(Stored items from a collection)

━━━

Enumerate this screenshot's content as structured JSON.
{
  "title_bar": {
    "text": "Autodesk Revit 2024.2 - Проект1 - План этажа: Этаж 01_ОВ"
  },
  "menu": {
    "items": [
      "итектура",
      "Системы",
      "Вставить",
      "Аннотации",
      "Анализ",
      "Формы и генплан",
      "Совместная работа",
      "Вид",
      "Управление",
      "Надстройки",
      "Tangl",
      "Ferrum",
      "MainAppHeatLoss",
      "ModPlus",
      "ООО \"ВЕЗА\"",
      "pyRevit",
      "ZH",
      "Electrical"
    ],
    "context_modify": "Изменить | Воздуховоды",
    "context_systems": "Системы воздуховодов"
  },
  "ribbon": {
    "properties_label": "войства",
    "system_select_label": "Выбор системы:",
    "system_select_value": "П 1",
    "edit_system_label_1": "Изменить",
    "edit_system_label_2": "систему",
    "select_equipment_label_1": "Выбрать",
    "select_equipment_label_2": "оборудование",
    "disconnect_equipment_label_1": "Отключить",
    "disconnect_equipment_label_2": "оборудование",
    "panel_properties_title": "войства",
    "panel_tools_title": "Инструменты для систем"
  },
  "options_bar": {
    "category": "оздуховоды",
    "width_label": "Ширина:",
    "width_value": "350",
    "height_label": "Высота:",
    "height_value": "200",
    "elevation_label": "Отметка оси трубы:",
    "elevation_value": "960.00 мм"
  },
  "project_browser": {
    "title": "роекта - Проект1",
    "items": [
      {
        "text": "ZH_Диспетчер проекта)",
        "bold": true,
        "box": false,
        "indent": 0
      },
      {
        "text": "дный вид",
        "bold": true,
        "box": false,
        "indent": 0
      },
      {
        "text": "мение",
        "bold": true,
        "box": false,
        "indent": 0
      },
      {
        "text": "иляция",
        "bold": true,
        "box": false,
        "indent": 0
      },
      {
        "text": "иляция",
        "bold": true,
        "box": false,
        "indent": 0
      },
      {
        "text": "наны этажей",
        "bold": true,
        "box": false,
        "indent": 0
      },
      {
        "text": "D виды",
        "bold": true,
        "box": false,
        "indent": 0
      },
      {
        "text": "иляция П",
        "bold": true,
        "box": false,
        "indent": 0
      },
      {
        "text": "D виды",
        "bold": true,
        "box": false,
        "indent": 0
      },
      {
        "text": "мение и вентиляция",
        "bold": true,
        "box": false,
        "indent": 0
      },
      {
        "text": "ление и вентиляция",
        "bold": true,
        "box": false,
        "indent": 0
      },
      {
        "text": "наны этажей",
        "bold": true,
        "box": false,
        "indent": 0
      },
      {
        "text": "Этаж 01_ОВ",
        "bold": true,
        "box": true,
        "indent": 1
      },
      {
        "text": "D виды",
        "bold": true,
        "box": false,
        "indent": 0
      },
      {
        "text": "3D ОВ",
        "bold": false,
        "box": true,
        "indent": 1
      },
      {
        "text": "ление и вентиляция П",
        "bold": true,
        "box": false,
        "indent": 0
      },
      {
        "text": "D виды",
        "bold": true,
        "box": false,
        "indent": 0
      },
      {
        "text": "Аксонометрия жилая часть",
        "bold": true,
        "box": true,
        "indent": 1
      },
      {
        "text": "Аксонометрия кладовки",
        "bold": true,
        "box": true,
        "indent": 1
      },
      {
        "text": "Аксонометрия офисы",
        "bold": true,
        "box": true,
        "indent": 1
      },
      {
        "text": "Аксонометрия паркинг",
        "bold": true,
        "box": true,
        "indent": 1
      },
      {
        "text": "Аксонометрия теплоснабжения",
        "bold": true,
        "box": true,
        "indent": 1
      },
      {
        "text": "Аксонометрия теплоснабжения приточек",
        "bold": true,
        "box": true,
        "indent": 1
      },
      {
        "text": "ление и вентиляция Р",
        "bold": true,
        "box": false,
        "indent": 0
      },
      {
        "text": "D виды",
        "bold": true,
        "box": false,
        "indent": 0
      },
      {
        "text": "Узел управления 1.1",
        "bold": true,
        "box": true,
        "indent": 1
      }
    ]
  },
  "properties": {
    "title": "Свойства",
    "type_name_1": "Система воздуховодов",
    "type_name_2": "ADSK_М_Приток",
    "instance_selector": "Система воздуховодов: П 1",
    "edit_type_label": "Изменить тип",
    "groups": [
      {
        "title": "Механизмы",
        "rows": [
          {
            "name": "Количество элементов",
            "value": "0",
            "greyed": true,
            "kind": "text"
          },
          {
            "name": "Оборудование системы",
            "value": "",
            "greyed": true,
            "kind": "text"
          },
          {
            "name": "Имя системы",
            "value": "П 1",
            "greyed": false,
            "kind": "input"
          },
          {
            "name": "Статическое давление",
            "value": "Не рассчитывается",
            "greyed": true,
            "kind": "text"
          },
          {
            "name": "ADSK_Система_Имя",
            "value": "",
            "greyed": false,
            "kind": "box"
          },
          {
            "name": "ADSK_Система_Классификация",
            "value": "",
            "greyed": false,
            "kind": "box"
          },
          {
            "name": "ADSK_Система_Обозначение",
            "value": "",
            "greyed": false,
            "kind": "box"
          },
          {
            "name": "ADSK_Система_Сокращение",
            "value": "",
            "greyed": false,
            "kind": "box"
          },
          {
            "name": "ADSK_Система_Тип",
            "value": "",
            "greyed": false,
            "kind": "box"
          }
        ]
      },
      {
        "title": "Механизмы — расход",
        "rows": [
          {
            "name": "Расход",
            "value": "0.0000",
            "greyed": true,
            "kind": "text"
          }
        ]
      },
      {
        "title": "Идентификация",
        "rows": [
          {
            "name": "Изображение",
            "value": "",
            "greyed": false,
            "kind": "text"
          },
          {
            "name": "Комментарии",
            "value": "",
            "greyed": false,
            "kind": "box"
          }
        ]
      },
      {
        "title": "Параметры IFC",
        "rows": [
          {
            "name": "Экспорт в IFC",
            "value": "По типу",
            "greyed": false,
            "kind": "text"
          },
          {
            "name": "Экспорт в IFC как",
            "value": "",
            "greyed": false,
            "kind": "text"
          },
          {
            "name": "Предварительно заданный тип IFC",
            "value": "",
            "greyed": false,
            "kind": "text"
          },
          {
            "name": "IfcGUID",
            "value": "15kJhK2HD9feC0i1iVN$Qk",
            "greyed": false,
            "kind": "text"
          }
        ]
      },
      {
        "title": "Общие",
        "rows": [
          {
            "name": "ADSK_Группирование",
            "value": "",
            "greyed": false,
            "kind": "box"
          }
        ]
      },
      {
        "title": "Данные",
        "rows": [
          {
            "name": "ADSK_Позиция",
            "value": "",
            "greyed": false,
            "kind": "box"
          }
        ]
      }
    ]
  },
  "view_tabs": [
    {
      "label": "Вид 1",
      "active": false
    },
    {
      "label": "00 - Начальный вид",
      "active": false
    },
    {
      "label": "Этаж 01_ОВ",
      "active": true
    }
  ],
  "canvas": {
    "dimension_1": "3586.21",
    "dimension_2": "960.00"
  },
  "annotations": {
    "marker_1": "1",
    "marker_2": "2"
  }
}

━━━

→ What you have to do: Restate all of the entries above precisely.

→ The solution:
Enumerate this screenshot's content as structured JSON.
{
  "title_bar": {
    "text": "Autodesk Revit 2024.2 - Проект1 - План этажа: Этаж 01_ОВ"
  },
  "menu": {
    "items": [
      "итектура",
      "Системы",
      "Вставить",
      "Аннотации",
      "Анализ",
      "Формы и генплан",
      "Совместная работа",
      "Вид",
      "Управление",
      "Надстройки",
      "Tangl",
      "Ferrum",
      "MainAppHeatLoss",
      "ModPlus",
      "ООО \"ВЕЗА\"",
      "pyRevit",
      "ZH",
      "Electrical"
    ],
    "context_modify": "Изменить | Воздуховоды",
    "context_systems": "Системы воздуховодов"
  },
  "ribbon": {
    "properties_label": "войства",
    "system_select_label": "Выбор системы:",
    "system_select_value": "П 1",
    "edit_system_label_1": "Изменить",
    "edit_system_label_2": "систему",
    "select_equipment_label_1": "Выбрать",
    "select_equipment_label_2": "оборудование",
    "disconnect_equipment_label_1": "Отключить",
    "disconnect_equipment_label_2": "оборудование",
    "panel_properties_title": "войства",
    "panel_tools_title": "Инструменты для систем"
  },
  "options_bar": {
    "category": "оздуховоды",
    "width_label": "Ширина:",
    "width_value": "350",
    "height_label": "Высота:",
    "height_value": "200",
    "elevation_label": "Отметка оси трубы:",
    "elevation_value": "960.00 мм"
  },
  "project_browser": {
    "title": "роекта - Проект1",
    "items": [
      {
        "text": "ZH_Диспетчер проекта)",
        "bold": true,
        "box": false,
        "indent": 0
      },
      {
        "text": "дный вид",
        "bold": true,
        "box": false,
        "indent": 0
      },
      {
        "text": "мение",
        "bold": true,
        "box": false,
        "indent": 0
      },
      {
        "text": "иляция",
        "bold": true,
        "box": false,
        "indent": 0
      },
      {
        "text": "иляция",
        "bold": true,
        "box": false,
        "indent": 0
      },
      {
        "text": "наны этажей",
        "bold": true,
        "box": false,
        "indent": 0
      },
      {
        "text": "D виды",
        "bold": true,
        "box": false,
        "indent": 0
      },
      {
        "text": "иляция П",
        "bold": true,
        "box": false,
        "indent": 0
      },
      {
        "text": "D виды",
        "bold": true,
        "box": false,
        "indent": 0
      },
      {
        "text": "мение и вентиляция",
        "bold": true,
        "box": false,
        "indent": 0
      },
      {
        "text": "ление и вентиляция",
        "bold": true,
        "box": false,
        "indent": 0
      },
      {
        "text": "наны этажей",
        "bold": true,
        "box": false,
        "indent": 0
      },
      {
        "text": "Этаж 01_ОВ",
        "bold": true,
        "box": true,
        "indent": 1
      },
      {
        "text": "D виды",
        "bold": true,
        "box": false,
        "indent": 0
      },
      {
        "text": "3D ОВ",
        "bold": false,
        "box": true,
        "indent": 1
      },
      {
        "text": "ление и вентиляция П",
        "bold": true,
        "box": false,
        "indent": 0
      },
      {
        "text": "D виды",
        "bold": true,
        "box": false,
        "indent": 0
      },
      {
        "text": "Аксонометрия жилая часть",
        "bold": true,
        "box": true,
        "indent": 1
      },
      {
        "text": "Аксонометрия кладовки",
        "bold": true,
        "box": true,
        "indent": 1
      },
      {
        "text": "Аксонометрия офисы",
        "bold": true,
        "box": true,
        "indent": 1
      },
      {
        "text": "Аксонометрия паркинг",
        "bold": true,
        "box": true,
        "indent": 1
      },
      {
        "text": "Аксонометрия теплоснабжения",
        "bold": true,
        "box": true,
        "indent": 1
      },
      {
        "text": "Аксонометрия теплоснабжения приточек",
        "bold": true,
        "box": true,
        "indent": 1
      },
      {
        "text": "ление и вентиляция Р",
        "bold": true,
        "box": false,
        "indent": 0
      },
      {
        "text": "D виды",
        "bold": true,
        "box": false,
        "indent": 0
      },
      {
        "text": "Узел управления 1.1",
        "bold": true,
        "box": true,
        "indent": 1
      }
    ]
  },
  "properties": {
    "title": "Свойства",
    "type_name_1": "Система воздуховодов",
    "type_name_2": "ADSK_М_Приток",
    "instance_selector": "Система воздуховодов: П 1",
    "edit_type_label": "Изменить тип",
    "groups": [
      {
        "title": "Механизмы",
        "rows": [
          {
            "name": "Количество элементов",
            "value": "0",
            "greyed": true,
            "kind": "text"
          },
          {
            "name": "Оборудование системы",
            "value": "",
            "greyed": true,
            "kind": "text"
          },
          {
            "name": "Имя системы",
            "value": "П 1",
            "greyed": false,
            "kind": "input"
          },
          {
            "name": "Статическое давление",
            "value": "Не рассчитывается",
            "greyed": true,
            "kind": "text"
          },
          {
            "name": "ADSK_Система_Имя",
            "value": "",
            "greyed": false,
            "kind": "box"
          },
          {
            "name": "ADSK_Система_Классификация",
            "value": "",
            "greyed": false,
            "kind": "box"
          },
          {
            "name": "ADSK_Система_Обозначение",
            "value": "",
            "greyed": false,
            "kind": "box"
          },
          {
            "name": "ADSK_Система_Сокращение",
            "value": "",
            "greyed": false,
            "kind": "box"
          },
          {
            "name": "ADSK_Система_Тип",
            "value": "",
            "greyed": false,
            "kind": "box"
          }
        ]
      },
      {
        "title": "Механизмы — расход",
        "rows": [
          {
            "name": "Расход",
            "value": "0.0000",
            "greyed": true,
            "kind": "text"
          }
        ]
      },
      {
        "title": "Идентификация",
        "rows": [
          {
            "name": "Изображение",
            "value": "",
            "greyed": false,
            "kind": "text"
          },
          {
            "name": "Комментарии",
            "value": "",
            "greyed": false,
            "kind": "box"
          }
        ]
      },
      {
        "title": "Параметры IFC",
        "rows": [
          {
            "name": "Экспорт в IFC",
            "value": "По типу",
            "greyed": false,
            "kind": "text"
          },
          {
            "name": "Экспорт в IFC как",
            "value": "",
            "greyed": false,
            "kind": "text"
          },
          {
            "name": "Предварительно заданный тип IFC",
            "value": "",
            "greyed": false,
            "kind": "text"
          },
          {
            "name": "IfcGUID",
            "value": "15kJhK2HD9feC0i1iVN$Qk",
            "greyed": false,
            "kind": "text"
          }
        ]
      },
      {
        "title": "Общие",
        "rows": [
          {
            "name": "ADSK_Группирование",
            "value": "",
            "greyed": false,
            "kind": "box"
          }
        ]
      },
      {
        "title": "Данные",
        "rows": [
          {
            "name": "ADSK_Позиция",
            "value": "",
            "greyed": false,
            "kind": "box"
          }
        ]
      }
    ]
  },
  "view_tabs": [
    {
      "label": "Вид 1",
      "active": false
    },
    {
      "label": "00 - Начальный вид",
      "active": false
    },
    {
      "label": "Этаж 01_ОВ",
      "active": true
    }
  ],
  "canvas": {
    "dimension_1": "3586.21",
    "dimension_2": "960.00"
  },
  "annotations": {
    "marker_1": "1",
    "marker_2": "2"
  }
}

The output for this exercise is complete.